* _Exercise input_:
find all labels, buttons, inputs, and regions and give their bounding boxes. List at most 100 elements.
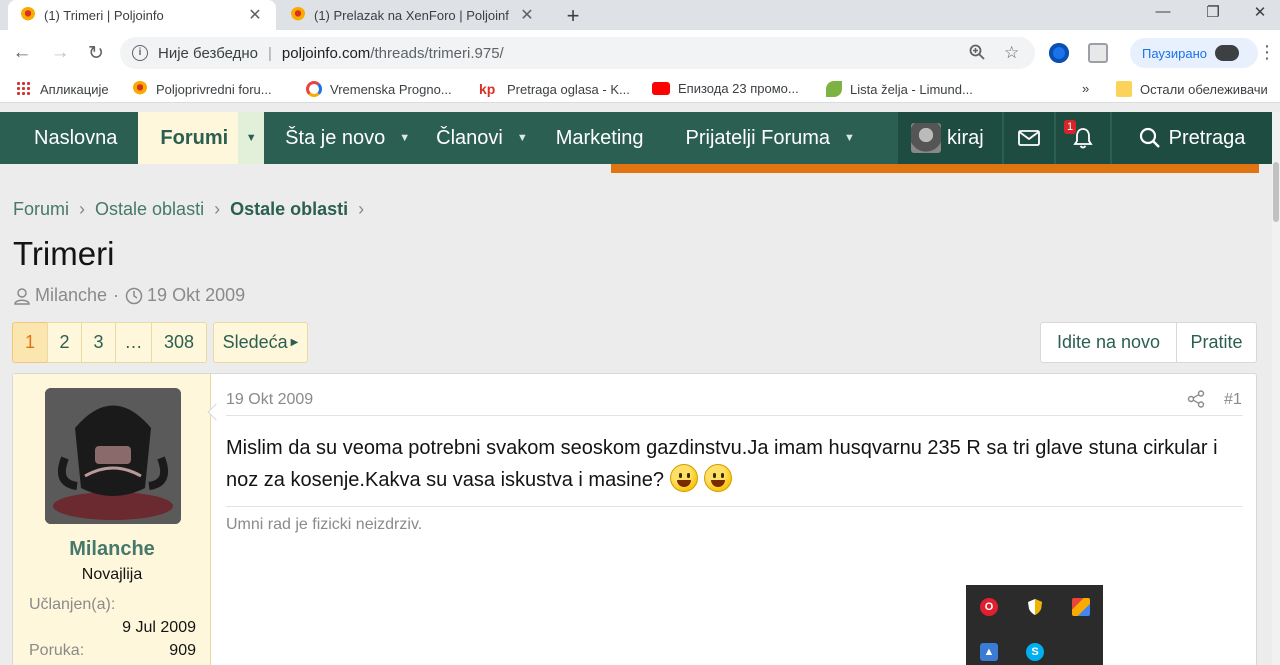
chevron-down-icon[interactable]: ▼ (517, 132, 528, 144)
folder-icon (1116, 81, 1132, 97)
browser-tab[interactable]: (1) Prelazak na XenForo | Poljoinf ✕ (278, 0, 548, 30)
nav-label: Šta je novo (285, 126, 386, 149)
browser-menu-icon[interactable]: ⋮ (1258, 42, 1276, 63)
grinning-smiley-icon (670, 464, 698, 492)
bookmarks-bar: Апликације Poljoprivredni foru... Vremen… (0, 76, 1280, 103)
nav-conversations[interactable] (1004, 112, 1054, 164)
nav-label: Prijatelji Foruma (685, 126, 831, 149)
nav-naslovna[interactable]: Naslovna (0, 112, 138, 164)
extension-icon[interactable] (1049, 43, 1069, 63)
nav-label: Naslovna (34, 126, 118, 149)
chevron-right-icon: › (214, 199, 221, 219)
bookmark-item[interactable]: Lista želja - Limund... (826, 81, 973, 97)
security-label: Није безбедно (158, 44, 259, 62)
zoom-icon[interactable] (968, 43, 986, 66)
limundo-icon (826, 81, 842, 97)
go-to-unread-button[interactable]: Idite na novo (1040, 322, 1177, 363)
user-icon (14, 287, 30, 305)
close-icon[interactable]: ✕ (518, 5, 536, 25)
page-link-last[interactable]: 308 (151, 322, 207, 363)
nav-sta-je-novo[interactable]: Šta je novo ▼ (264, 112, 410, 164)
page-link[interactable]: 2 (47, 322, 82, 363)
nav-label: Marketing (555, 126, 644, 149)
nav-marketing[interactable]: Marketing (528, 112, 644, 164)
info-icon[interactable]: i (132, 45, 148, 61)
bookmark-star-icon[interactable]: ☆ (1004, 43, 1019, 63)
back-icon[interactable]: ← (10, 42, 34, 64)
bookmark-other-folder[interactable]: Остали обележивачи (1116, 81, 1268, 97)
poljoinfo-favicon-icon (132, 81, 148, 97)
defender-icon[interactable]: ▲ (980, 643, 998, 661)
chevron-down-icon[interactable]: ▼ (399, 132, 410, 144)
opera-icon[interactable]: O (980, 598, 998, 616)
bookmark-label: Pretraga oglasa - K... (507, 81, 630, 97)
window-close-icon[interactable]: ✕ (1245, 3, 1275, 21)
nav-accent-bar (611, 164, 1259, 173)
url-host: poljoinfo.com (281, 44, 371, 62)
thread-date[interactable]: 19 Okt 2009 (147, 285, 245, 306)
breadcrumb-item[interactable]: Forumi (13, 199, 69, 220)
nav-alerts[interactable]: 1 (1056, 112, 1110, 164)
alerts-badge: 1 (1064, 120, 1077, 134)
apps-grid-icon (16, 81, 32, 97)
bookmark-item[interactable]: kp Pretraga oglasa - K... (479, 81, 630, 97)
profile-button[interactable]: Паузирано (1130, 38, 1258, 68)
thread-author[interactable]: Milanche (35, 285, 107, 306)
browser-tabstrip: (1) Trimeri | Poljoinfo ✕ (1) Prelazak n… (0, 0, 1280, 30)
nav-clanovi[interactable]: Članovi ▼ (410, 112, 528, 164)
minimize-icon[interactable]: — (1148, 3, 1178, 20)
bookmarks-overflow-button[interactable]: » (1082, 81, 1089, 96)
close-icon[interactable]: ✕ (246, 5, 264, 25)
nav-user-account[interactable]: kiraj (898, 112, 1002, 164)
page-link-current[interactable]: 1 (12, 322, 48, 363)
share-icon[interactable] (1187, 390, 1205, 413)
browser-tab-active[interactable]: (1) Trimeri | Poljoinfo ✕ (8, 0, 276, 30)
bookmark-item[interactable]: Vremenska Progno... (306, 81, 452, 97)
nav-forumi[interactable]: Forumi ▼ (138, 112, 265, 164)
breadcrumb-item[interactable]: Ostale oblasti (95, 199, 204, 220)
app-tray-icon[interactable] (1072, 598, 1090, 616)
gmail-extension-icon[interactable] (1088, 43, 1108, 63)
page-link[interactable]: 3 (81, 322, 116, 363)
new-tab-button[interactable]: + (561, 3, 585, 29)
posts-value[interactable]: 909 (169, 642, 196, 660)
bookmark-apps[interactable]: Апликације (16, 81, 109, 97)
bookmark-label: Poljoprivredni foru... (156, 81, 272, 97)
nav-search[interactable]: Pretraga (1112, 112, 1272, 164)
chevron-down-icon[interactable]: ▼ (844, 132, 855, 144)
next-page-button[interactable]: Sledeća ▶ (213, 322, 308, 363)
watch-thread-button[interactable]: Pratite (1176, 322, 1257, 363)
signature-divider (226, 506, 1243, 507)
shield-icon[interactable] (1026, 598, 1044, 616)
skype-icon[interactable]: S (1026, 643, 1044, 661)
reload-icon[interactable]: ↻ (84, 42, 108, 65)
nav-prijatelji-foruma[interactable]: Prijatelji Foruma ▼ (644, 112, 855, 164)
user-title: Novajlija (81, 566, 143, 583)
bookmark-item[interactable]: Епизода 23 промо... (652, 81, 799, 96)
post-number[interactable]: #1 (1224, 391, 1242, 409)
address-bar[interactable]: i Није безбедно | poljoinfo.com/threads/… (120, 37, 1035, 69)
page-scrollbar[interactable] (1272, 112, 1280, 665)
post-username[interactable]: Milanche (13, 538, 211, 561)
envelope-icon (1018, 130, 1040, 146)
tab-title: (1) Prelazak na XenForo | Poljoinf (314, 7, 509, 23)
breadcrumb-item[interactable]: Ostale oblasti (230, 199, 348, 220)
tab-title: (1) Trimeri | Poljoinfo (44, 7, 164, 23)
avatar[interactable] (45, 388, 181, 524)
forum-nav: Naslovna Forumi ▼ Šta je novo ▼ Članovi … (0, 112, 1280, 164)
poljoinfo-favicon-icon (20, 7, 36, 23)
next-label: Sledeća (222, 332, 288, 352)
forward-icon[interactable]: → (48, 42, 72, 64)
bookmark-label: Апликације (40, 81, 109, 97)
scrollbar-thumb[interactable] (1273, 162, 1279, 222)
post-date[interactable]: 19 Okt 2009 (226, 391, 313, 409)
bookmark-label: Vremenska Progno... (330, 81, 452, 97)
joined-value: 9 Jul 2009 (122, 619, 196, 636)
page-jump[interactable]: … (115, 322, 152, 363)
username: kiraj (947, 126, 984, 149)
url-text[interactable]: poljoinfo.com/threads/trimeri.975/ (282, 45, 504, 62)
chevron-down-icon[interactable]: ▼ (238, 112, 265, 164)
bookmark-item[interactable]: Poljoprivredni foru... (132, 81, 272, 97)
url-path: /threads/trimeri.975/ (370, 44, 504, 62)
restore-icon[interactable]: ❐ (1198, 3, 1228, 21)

* _Objective_: Copy out the rows from the line containing "chevron-down-icon[interactable]: ▼ (517, 132, 528, 144)" through the line containing "nav-label: Naslovna (34, 126, 118, 149)", with both of those lines included.

* _Result of the task_:
chevron-down-icon[interactable]: ▼ (517, 132, 528, 144)
folder-icon (1116, 81, 1132, 97)
browser-tab[interactable]: (1) Prelazak na XenForo | Poljoinf ✕ (278, 0, 548, 30)
nav-label: Šta je novo (285, 126, 386, 149)
browser-menu-icon[interactable]: ⋮ (1258, 42, 1276, 63)
grinning-smiley-icon (670, 464, 698, 492)
bookmarks-bar: Апликације Poljoprivredni foru... Vremen… (0, 76, 1280, 103)
nav-conversations[interactable] (1004, 112, 1054, 164)
nav-label: Prijatelji Foruma (685, 126, 831, 149)
nav-naslovna[interactable]: Naslovna (0, 112, 138, 164)
extension-icon[interactable] (1049, 43, 1069, 63)
nav-label: Naslovna (34, 126, 118, 149)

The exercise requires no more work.